_TO DO:_ Retype all of the entries word for word.

_EXTRACTED DATA:_
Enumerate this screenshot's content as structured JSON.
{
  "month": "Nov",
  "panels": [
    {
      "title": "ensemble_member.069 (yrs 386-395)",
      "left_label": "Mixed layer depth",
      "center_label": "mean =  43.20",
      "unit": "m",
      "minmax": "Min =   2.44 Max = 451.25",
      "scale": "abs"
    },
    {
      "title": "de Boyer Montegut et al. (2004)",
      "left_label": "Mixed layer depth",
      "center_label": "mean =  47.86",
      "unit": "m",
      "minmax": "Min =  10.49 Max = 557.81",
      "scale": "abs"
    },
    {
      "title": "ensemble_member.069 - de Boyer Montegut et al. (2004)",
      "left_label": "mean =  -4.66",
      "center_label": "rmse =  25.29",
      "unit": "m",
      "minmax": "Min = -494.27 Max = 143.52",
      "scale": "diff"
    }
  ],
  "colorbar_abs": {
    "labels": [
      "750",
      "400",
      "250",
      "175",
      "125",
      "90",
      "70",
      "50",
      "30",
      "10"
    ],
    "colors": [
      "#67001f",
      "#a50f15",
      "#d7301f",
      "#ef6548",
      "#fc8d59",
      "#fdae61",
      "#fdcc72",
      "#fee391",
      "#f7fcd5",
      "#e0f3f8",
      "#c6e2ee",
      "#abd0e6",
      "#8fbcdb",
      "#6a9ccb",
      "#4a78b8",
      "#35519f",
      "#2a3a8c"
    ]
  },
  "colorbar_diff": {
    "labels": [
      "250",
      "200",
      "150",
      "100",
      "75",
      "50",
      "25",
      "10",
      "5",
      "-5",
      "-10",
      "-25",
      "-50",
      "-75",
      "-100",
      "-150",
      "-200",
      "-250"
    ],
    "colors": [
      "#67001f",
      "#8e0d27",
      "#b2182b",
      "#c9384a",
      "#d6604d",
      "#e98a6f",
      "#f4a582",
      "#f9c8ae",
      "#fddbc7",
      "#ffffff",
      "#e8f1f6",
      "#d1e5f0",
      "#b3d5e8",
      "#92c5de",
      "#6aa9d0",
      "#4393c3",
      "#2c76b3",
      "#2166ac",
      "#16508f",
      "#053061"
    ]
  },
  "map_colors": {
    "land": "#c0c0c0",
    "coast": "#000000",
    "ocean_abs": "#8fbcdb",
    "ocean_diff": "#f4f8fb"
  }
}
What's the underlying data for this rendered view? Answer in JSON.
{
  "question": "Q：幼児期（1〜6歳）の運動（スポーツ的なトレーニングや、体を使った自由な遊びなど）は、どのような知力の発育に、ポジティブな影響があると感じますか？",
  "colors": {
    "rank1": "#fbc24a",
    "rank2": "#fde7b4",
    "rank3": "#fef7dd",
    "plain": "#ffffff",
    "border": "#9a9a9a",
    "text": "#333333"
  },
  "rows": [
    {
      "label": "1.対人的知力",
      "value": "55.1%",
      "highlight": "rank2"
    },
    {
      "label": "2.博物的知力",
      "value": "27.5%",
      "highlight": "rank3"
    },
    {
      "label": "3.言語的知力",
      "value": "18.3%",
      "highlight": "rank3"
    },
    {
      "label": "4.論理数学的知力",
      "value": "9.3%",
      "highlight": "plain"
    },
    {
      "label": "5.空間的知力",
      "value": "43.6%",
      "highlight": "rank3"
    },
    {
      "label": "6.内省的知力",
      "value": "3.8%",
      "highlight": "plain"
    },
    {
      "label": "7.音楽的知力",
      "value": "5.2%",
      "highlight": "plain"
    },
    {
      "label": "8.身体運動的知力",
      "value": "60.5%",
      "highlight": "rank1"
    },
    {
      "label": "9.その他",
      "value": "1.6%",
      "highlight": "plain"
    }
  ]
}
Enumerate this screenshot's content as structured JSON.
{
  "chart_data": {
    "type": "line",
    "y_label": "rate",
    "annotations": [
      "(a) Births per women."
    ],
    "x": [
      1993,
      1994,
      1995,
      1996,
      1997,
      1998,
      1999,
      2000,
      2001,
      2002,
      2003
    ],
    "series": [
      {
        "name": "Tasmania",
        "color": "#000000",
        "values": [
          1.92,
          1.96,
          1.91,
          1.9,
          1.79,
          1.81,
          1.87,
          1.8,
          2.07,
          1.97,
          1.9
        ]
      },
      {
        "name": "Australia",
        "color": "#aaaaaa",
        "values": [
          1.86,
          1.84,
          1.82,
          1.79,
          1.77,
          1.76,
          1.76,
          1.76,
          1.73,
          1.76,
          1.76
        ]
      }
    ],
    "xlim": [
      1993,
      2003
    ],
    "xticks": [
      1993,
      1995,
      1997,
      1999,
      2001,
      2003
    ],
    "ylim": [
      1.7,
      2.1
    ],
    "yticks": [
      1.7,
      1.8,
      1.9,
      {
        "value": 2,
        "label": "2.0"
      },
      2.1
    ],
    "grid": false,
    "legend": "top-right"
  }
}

_FINISHED EXERCISE:_
Enumerate this screenshot's content as structured JSON.
{
  "month": "Nov",
  "panels": [
    {
      "title": "ensemble_member.069 (yrs 386-395)",
      "left_label": "Mixed layer depth",
      "center_label": "mean =  43.20",
      "unit": "m",
      "minmax": "Min =   2.44 Max = 451.25",
      "scale": "abs"
    },
    {
      "title": "de Boyer Montegut et al. (2004)",
      "left_label": "Mixed layer depth",
      "center_label": "mean =  47.86",
      "unit": "m",
      "minmax": "Min =  10.49 Max = 557.81",
      "scale": "abs"
    },
    {
      "title": "ensemble_member.069 - de Boyer Montegut et al. (2004)",
      "left_label": "mean =  -4.66",
      "center_label": "rmse =  25.29",
      "unit": "m",
      "minmax": "Min = -494.27 Max = 143.52",
      "scale": "diff"
    }
  ],
  "colorbar_abs": {
    "labels": [
      "750",
      "400",
      "250",
      "175",
      "125",
      "90",
      "70",
      "50",
      "30",
      "10"
    ],
    "colors": [
      "#67001f",
      "#a50f15",
      "#d7301f",
      "#ef6548",
      "#fc8d59",
      "#fdae61",
      "#fdcc72",
      "#fee391",
      "#f7fcd5",
      "#e0f3f8",
      "#c6e2ee",
      "#abd0e6",
      "#8fbcdb",
      "#6a9ccb",
      "#4a78b8",
      "#35519f",
      "#2a3a8c"
    ]
  },
  "colorbar_diff": {
    "labels": [
      "250",
      "200",
      "150",
      "100",
      "75",
      "50",
      "25",
      "10",
      "5",
      "-5",
      "-10",
      "-25",
      "-50",
      "-75",
      "-100",
      "-150",
      "-200",
      "-250"
    ],
    "colors": [
      "#67001f",
      "#8e0d27",
      "#b2182b",
      "#c9384a",
      "#d6604d",
      "#e98a6f",
      "#f4a582",
      "#f9c8ae",
      "#fddbc7",
      "#ffffff",
      "#e8f1f6",
      "#d1e5f0",
      "#b3d5e8",
      "#92c5de",
      "#6aa9d0",
      "#4393c3",
      "#2c76b3",
      "#2166ac",
      "#16508f",
      "#053061"
    ]
  },
  "map_colors": {
    "land": "#c0c0c0",
    "coast": "#000000",
    "ocean_abs": "#8fbcdb",
    "ocean_diff": "#f4f8fb"
  }
}
What's the underlying data for this rendered view? Answer in JSON.
{
  "question": "Q：幼児期（1〜6歳）の運動（スポーツ的なトレーニングや、体を使った自由な遊びなど）は、どのような知力の発育に、ポジティブな影響があると感じますか？",
  "colors": {
    "rank1": "#fbc24a",
    "rank2": "#fde7b4",
    "rank3": "#fef7dd",
    "plain": "#ffffff",
    "border": "#9a9a9a",
    "text": "#333333"
  },
  "rows": [
    {
      "label": "1.対人的知力",
      "value": "55.1%",
      "highlight": "rank2"
    },
    {
      "label": "2.博物的知力",
      "value": "27.5%",
      "highlight": "rank3"
    },
    {
      "label": "3.言語的知力",
      "value": "18.3%",
      "highlight": "rank3"
    },
    {
      "label": "4.論理数学的知力",
      "value": "9.3%",
      "highlight": "plain"
    },
    {
      "label": "5.空間的知力",
      "value": "43.6%",
      "highlight": "rank3"
    },
    {
      "label": "6.内省的知力",
      "value": "3.8%",
      "highlight": "plain"
    },
    {
      "label": "7.音楽的知力",
      "value": "5.2%",
      "highlight": "plain"
    },
    {
      "label": "8.身体運動的知力",
      "value": "60.5%",
      "highlight": "rank1"
    },
    {
      "label": "9.その他",
      "value": "1.6%",
      "highlight": "plain"
    }
  ]
}
Enumerate this screenshot's content as structured JSON.
{
  "chart_data": {
    "type": "line",
    "y_label": "rate",
    "annotations": [
      "(a) Births per women."
    ],
    "x": [
      1993,
      1994,
      1995,
      1996,
      1997,
      1998,
      1999,
      2000,
      2001,
      2002,
      2003
    ],
    "series": [
      {
        "name": "Tasmania",
        "color": "#000000",
        "values": [
          1.92,
          1.96,
          1.91,
          1.9,
          1.79,
          1.81,
          1.87,
          1.8,
          2.07,
          1.97,
          1.9
        ]
      },
      {
        "name": "Australia",
        "color": "#aaaaaa",
        "values": [
          1.86,
          1.84,
          1.82,
          1.79,
          1.77,
          1.76,
          1.76,
          1.76,
          1.73,
          1.76,
          1.76
        ]
      }
    ],
    "xlim": [
      1993,
      2003
    ],
    "xticks": [
      1993,
      1995,
      1997,
      1999,
      2001,
      2003
    ],
    "ylim": [
      1.7,
      2.1
    ],
    "yticks": [
      1.7,
      1.8,
      1.9,
      {
        "value": 2,
        "label": "2.0"
      },
      2.1
    ],
    "grid": false,
    "legend": "top-right"
  }
}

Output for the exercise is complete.